(Short task): Read through the records below and copy each line that uses the word "this".
----- Stored data -----
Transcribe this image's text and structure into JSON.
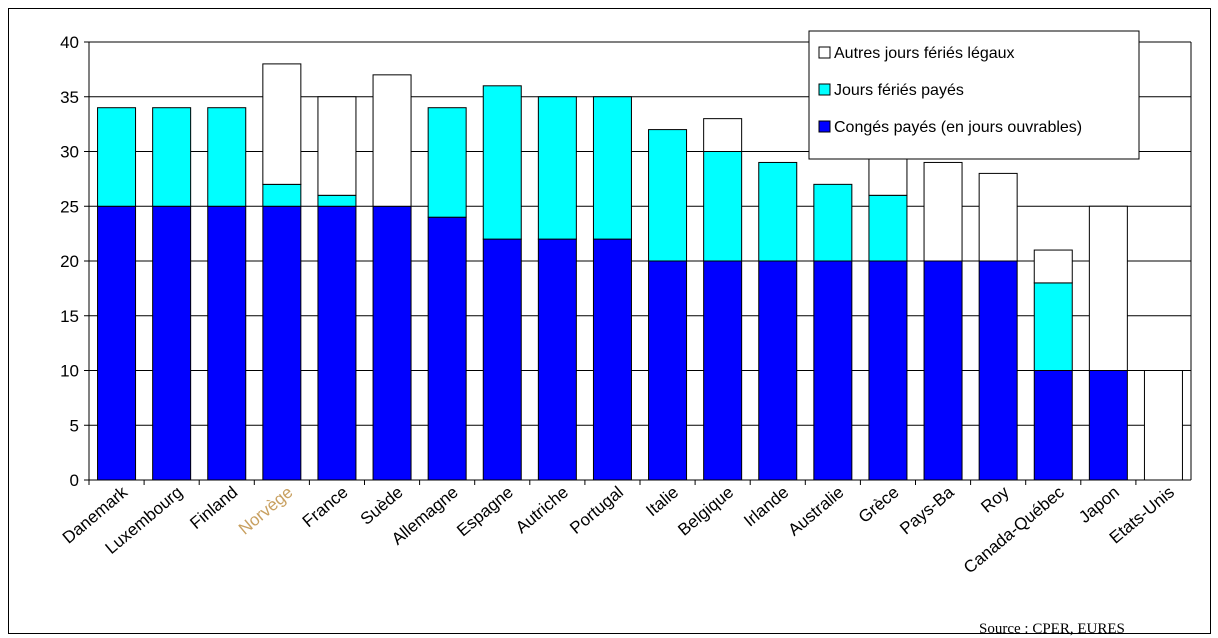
{
  "source": "Source : CPER, EURES",
  "colors": {
    "conges": "#0000FF",
    "feries_payes": "#00FFFF",
    "autres": "#FFFFFF",
    "norvege_label": "#C8A060"
  },
  "chart_data": {
    "type": "bar",
    "stacked": true,
    "title": "",
    "xlabel": "",
    "ylabel": "",
    "ylim": [
      0,
      40
    ],
    "yticks": [
      0,
      5,
      10,
      15,
      20,
      25,
      30,
      35,
      40
    ],
    "grid": true,
    "legend_position": "top-right",
    "categories": [
      "Danemark",
      "Luxembourg",
      "Finland",
      "Norvège",
      "France",
      "Suède",
      "Allemagne",
      "Espagne",
      "Autriche",
      "Portugal",
      "Italie",
      "Belgique",
      "Irlande",
      "Australie",
      "Grèce",
      "Pays-Ba",
      "Roy",
      "Canada-Québec",
      "Japon",
      "Etats-Unis"
    ],
    "series": [
      {
        "name": "Congés payés (en jours ouvrables)",
        "color": "#0000FF",
        "values": [
          25,
          25,
          25,
          25,
          25,
          25,
          24,
          22,
          22,
          22,
          20,
          20,
          20,
          20,
          20,
          20,
          20,
          10,
          10,
          0
        ]
      },
      {
        "name": "Jours fériés payés",
        "color": "#00FFFF",
        "values": [
          9,
          9,
          9,
          2,
          1,
          0,
          10,
          14,
          13,
          13,
          12,
          10,
          9,
          7,
          6,
          0,
          0,
          8,
          0,
          0
        ]
      },
      {
        "name": "Autres jours fériés légaux",
        "color": "#FFFFFF",
        "values": [
          0,
          0,
          0,
          11,
          9,
          12,
          0,
          0,
          0,
          0,
          0,
          3,
          0,
          0,
          5,
          9,
          8,
          3,
          15,
          10
        ]
      }
    ],
    "legend_order": [
      "Autres jours fériés légaux",
      "Jours fériés payés",
      "Congés payés (en jours ouvrables)"
    ]
  }
}
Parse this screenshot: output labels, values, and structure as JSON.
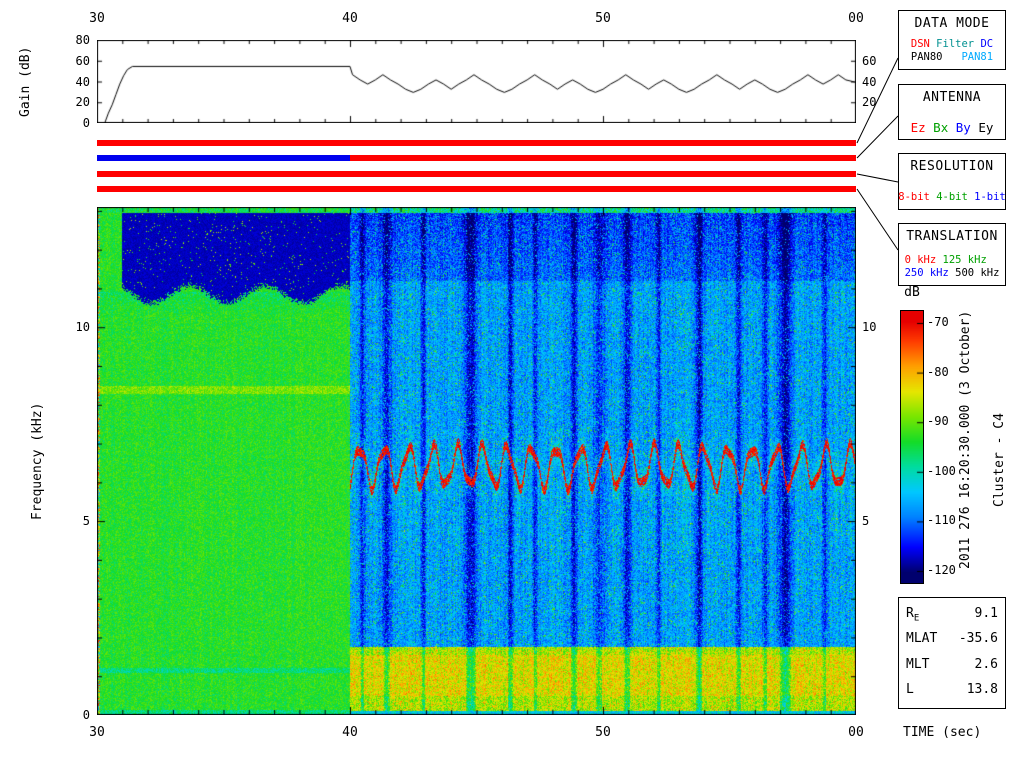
{
  "time_axis": {
    "label": "TIME (sec)",
    "tick_labels": [
      "30",
      "40",
      "50",
      "00"
    ],
    "tick_values": [
      30,
      40,
      50,
      60
    ]
  },
  "gain_panel": {
    "ylabel": "Gain (dB)",
    "left_tick_labels": [
      "80",
      "60",
      "40",
      "20",
      "0"
    ],
    "left_tick_values": [
      80,
      60,
      40,
      20,
      0
    ],
    "right_tick_labels": [
      "60",
      "40",
      "20"
    ],
    "right_tick_values": [
      60,
      40,
      20
    ],
    "ylim": [
      0,
      80
    ]
  },
  "status_bars": [
    {
      "name": "data-mode",
      "segments": [
        {
          "from": 30,
          "to": 60,
          "color": "#ff0000"
        }
      ]
    },
    {
      "name": "antenna",
      "segments": [
        {
          "from": 30,
          "to": 40,
          "color": "#0000ee"
        },
        {
          "from": 40,
          "to": 60,
          "color": "#ff0000"
        }
      ]
    },
    {
      "name": "resolution",
      "segments": [
        {
          "from": 30,
          "to": 60,
          "color": "#ff0000"
        }
      ]
    },
    {
      "name": "translation",
      "segments": [
        {
          "from": 30,
          "to": 60,
          "color": "#ff0000"
        }
      ]
    }
  ],
  "legend_boxes": [
    {
      "title": "DATA MODE",
      "rows": [
        [
          {
            "text": "DSN",
            "color": "#ff0000"
          },
          {
            "text": " Filter",
            "color": "#009090"
          },
          {
            "text": " DC",
            "color": "#0000ff"
          }
        ],
        [
          {
            "text": "PAN80",
            "color": "#000000"
          },
          {
            "text": "   PAN81",
            "color": "#00aaff"
          }
        ]
      ]
    },
    {
      "title": "ANTENNA",
      "rows": [
        [
          {
            "text": "Ez",
            "color": "#ff0000"
          },
          {
            "text": " Bx",
            "color": "#00a000"
          },
          {
            "text": " By",
            "color": "#0000ff"
          },
          {
            "text": " Ey",
            "color": "#000000"
          }
        ]
      ]
    },
    {
      "title": "RESOLUTION",
      "rows": [
        [
          {
            "text": "8-bit",
            "color": "#ff0000"
          },
          {
            "text": " 4-bit",
            "color": "#00a000"
          },
          {
            "text": " 1-bit",
            "color": "#0000ff"
          }
        ]
      ]
    },
    {
      "title": "TRANSLATION",
      "rows": [
        [
          {
            "text": "0 kHz",
            "color": "#ff0000"
          },
          {
            "text": " 125 kHz",
            "color": "#00a000"
          }
        ],
        [
          {
            "text": "250 kHz",
            "color": "#0000ff"
          },
          {
            "text": " 500 kHz",
            "color": "#000000"
          }
        ]
      ]
    }
  ],
  "colorbar": {
    "label": "dB",
    "tick_labels": [
      "-70",
      "-80",
      "-90",
      "-100",
      "-110",
      "-120"
    ],
    "tick_values": [
      -70,
      -80,
      -90,
      -100,
      -110,
      -120
    ]
  },
  "side_text": {
    "timestamp": "2011 276 16:20:30.000 (3 October)",
    "spacecraft": "Cluster - C4"
  },
  "spectrogram": {
    "ylabel": "Frequency (kHz)",
    "left_tick_labels": [
      "10",
      "5",
      "0"
    ],
    "left_tick_values": [
      10,
      5,
      0
    ],
    "right_tick_labels": [
      "10",
      "5"
    ],
    "right_tick_values": [
      10,
      5
    ]
  },
  "info_box": {
    "rows": [
      {
        "label": "R",
        "sub": "E",
        "value": "9.1"
      },
      {
        "label": "MLAT",
        "value": "-35.6"
      },
      {
        "label": "MLT",
        "value": "2.6"
      },
      {
        "label": "L",
        "value": "13.8"
      }
    ]
  },
  "chart_data": [
    {
      "type": "line",
      "ylabel": "Gain (dB)",
      "xlim": [
        30,
        60
      ],
      "ylim": [
        0,
        80
      ],
      "yticks": [
        0,
        20,
        40,
        60,
        80
      ],
      "x_tick_labels": [
        "30",
        "40",
        "50",
        "00"
      ],
      "points": [
        [
          30.0,
          0
        ],
        [
          30.3,
          0
        ],
        [
          30.45,
          10
        ],
        [
          30.6,
          18
        ],
        [
          30.75,
          28
        ],
        [
          30.9,
          38
        ],
        [
          31.05,
          46
        ],
        [
          31.2,
          52
        ],
        [
          31.4,
          55
        ],
        [
          40.0,
          55
        ],
        [
          40.1,
          47
        ],
        [
          40.4,
          42
        ],
        [
          40.7,
          38
        ],
        [
          41.0,
          42
        ],
        [
          41.3,
          47
        ],
        [
          41.6,
          42
        ],
        [
          41.9,
          38
        ],
        [
          42.2,
          33
        ],
        [
          42.5,
          30
        ],
        [
          42.8,
          33
        ],
        [
          43.1,
          38
        ],
        [
          43.4,
          42
        ],
        [
          43.7,
          38
        ],
        [
          44.0,
          33
        ],
        [
          44.3,
          38
        ],
        [
          44.6,
          42
        ],
        [
          44.9,
          47
        ],
        [
          45.2,
          42
        ],
        [
          45.5,
          38
        ],
        [
          45.8,
          33
        ],
        [
          46.1,
          30
        ],
        [
          46.4,
          33
        ],
        [
          46.7,
          38
        ],
        [
          47.0,
          42
        ],
        [
          47.3,
          47
        ],
        [
          47.6,
          42
        ],
        [
          47.9,
          38
        ],
        [
          48.2,
          33
        ],
        [
          48.5,
          38
        ],
        [
          48.8,
          42
        ],
        [
          49.1,
          38
        ],
        [
          49.4,
          33
        ],
        [
          49.7,
          30
        ],
        [
          50.0,
          33
        ],
        [
          50.3,
          38
        ],
        [
          50.6,
          42
        ],
        [
          50.9,
          47
        ],
        [
          51.2,
          42
        ],
        [
          51.5,
          38
        ],
        [
          51.8,
          33
        ],
        [
          52.1,
          38
        ],
        [
          52.4,
          42
        ],
        [
          52.7,
          38
        ],
        [
          53.0,
          33
        ],
        [
          53.3,
          30
        ],
        [
          53.6,
          33
        ],
        [
          53.9,
          38
        ],
        [
          54.2,
          42
        ],
        [
          54.5,
          47
        ],
        [
          54.8,
          42
        ],
        [
          55.1,
          38
        ],
        [
          55.4,
          33
        ],
        [
          55.7,
          38
        ],
        [
          56.0,
          42
        ],
        [
          56.3,
          38
        ],
        [
          56.6,
          33
        ],
        [
          56.9,
          30
        ],
        [
          57.2,
          33
        ],
        [
          57.5,
          38
        ],
        [
          57.8,
          42
        ],
        [
          58.1,
          47
        ],
        [
          58.4,
          42
        ],
        [
          58.7,
          38
        ],
        [
          59.0,
          42
        ],
        [
          59.3,
          47
        ],
        [
          59.6,
          42
        ],
        [
          59.95,
          40
        ]
      ]
    },
    {
      "type": "heatmap",
      "xlabel": "TIME (sec)",
      "ylabel": "Frequency (kHz)",
      "xlim": [
        30,
        60
      ],
      "ylim": [
        0,
        13.1
      ],
      "x_tick_labels": [
        "30",
        "40",
        "50",
        "00"
      ],
      "yticks": [
        0,
        5,
        10
      ],
      "colorbar": {
        "label": "dB",
        "min": -120,
        "max": -70,
        "ticks": [
          -70,
          -80,
          -90,
          -100,
          -110,
          -120
        ]
      },
      "segments": [
        {
          "t_range": [
            30,
            40
          ],
          "background_db": -93.5,
          "noise_db": 7,
          "hf_dropout": {
            "t_start": 31.0,
            "f_range": [
              10.85,
              12.95
            ],
            "db": -118.5
          },
          "line_enhancement": {
            "f": 8.38,
            "db_boost": 4.5
          }
        },
        {
          "t_range": [
            40,
            60
          ],
          "background_db": -107,
          "noise_db": 9,
          "chorus": {
            "f_center": 6.4,
            "f_swing": 0.5,
            "period_s": 0.97,
            "peak_db": -71.5
          },
          "low_band": {
            "f_max": 1.75,
            "db": -87,
            "hot_db": -79
          },
          "dropout_stripes": {
            "approx_count": 20,
            "depth_db": 14
          },
          "hf_darkening": {
            "f_above": 11.2,
            "db_per_khz": 1.5
          }
        }
      ]
    }
  ]
}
-----
(Exercise output):
Transcribe this image's text and structure into JSON.
Parse this screenshot: output labels, values, and structure as JSON.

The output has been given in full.